• Brief:
All entries are to be given again verbatim.
──────── Material
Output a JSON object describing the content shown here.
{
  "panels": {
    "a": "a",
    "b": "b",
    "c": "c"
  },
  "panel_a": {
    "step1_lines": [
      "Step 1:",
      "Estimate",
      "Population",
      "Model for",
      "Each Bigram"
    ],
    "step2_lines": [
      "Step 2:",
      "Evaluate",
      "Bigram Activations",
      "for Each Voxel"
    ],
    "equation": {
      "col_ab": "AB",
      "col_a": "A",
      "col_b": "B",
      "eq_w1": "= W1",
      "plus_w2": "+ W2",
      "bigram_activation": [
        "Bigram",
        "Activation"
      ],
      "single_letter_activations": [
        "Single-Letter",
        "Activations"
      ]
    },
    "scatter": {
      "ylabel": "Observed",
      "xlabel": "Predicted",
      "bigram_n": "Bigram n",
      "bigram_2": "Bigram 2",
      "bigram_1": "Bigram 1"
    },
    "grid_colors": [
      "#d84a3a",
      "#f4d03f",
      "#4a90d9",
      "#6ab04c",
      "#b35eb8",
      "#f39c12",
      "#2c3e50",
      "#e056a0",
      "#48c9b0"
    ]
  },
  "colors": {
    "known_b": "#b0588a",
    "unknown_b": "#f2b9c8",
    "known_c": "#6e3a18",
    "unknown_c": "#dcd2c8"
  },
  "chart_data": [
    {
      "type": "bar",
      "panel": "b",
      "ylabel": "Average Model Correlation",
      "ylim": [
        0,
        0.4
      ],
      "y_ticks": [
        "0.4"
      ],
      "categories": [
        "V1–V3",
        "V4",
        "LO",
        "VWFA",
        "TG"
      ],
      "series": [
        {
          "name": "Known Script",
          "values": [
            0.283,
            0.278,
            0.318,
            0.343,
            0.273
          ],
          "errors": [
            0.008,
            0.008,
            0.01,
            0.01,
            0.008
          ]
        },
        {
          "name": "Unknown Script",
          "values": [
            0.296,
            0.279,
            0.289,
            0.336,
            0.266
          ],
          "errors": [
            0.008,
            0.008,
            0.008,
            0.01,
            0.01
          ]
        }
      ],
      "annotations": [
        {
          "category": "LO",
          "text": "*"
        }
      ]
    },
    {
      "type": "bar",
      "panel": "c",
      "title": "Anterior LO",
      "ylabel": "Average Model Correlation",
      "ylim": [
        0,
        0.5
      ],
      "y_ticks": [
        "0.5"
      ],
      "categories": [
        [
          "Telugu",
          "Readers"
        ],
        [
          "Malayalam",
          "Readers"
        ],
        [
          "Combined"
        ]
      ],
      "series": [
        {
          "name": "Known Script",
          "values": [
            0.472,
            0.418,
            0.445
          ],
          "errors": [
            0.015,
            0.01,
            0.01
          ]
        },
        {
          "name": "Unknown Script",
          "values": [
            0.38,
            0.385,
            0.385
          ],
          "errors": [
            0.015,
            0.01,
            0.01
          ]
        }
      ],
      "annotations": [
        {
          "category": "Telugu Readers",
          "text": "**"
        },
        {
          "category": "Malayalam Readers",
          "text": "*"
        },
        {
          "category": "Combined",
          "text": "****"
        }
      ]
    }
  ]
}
────────────────
• Full output:
Output a JSON object describing the content shown here.
{
  "panels": {
    "a": "a",
    "b": "b",
    "c": "c"
  },
  "panel_a": {
    "step1_lines": [
      "Step 1:",
      "Estimate",
      "Population",
      "Model for",
      "Each Bigram"
    ],
    "step2_lines": [
      "Step 2:",
      "Evaluate",
      "Bigram Activations",
      "for Each Voxel"
    ],
    "equation": {
      "col_ab": "AB",
      "col_a": "A",
      "col_b": "B",
      "eq_w1": "= W1",
      "plus_w2": "+ W2",
      "bigram_activation": [
        "Bigram",
        "Activation"
      ],
      "single_letter_activations": [
        "Single-Letter",
        "Activations"
      ]
    },
    "scatter": {
      "ylabel": "Observed",
      "xlabel": "Predicted",
      "bigram_n": "Bigram n",
      "bigram_2": "Bigram 2",
      "bigram_1": "Bigram 1"
    },
    "grid_colors": [
      "#d84a3a",
      "#f4d03f",
      "#4a90d9",
      "#6ab04c",
      "#b35eb8",
      "#f39c12",
      "#2c3e50",
      "#e056a0",
      "#48c9b0"
    ]
  },
  "colors": {
    "known_b": "#b0588a",
    "unknown_b": "#f2b9c8",
    "known_c": "#6e3a18",
    "unknown_c": "#dcd2c8"
  },
  "chart_data": [
    {
      "type": "bar",
      "panel": "b",
      "ylabel": "Average Model Correlation",
      "ylim": [
        0,
        0.4
      ],
      "y_ticks": [
        "0.4"
      ],
      "categories": [
        "V1–V3",
        "V4",
        "LO",
        "VWFA",
        "TG"
      ],
      "series": [
        {
          "name": "Known Script",
          "values": [
            0.283,
            0.278,
            0.318,
            0.343,
            0.273
          ],
          "errors": [
            0.008,
            0.008,
            0.01,
            0.01,
            0.008
          ]
        },
        {
          "name": "Unknown Script",
          "values": [
            0.296,
            0.279,
            0.289,
            0.336,
            0.266
          ],
          "errors": [
            0.008,
            0.008,
            0.008,
            0.01,
            0.01
          ]
        }
      ],
      "annotations": [
        {
          "category": "LO",
          "text": "*"
        }
      ]
    },
    {
      "type": "bar",
      "panel": "c",
      "title": "Anterior LO",
      "ylabel": "Average Model Correlation",
      "ylim": [
        0,
        0.5
      ],
      "y_ticks": [
        "0.5"
      ],
      "categories": [
        [
          "Telugu",
          "Readers"
        ],
        [
          "Malayalam",
          "Readers"
        ],
        [
          "Combined"
        ]
      ],
      "series": [
        {
          "name": "Known Script",
          "values": [
            0.472,
            0.418,
            0.445
          ],
          "errors": [
            0.015,
            0.01,
            0.01
          ]
        },
        {
          "name": "Unknown Script",
          "values": [
            0.38,
            0.385,
            0.385
          ],
          "errors": [
            0.015,
            0.01,
            0.01
          ]
        }
      ],
      "annotations": [
        {
          "category": "Telugu Readers",
          "text": "**"
        },
        {
          "category": "Malayalam Readers",
          "text": "*"
        },
        {
          "category": "Combined",
          "text": "****"
        }
      ]
    }
  ]
}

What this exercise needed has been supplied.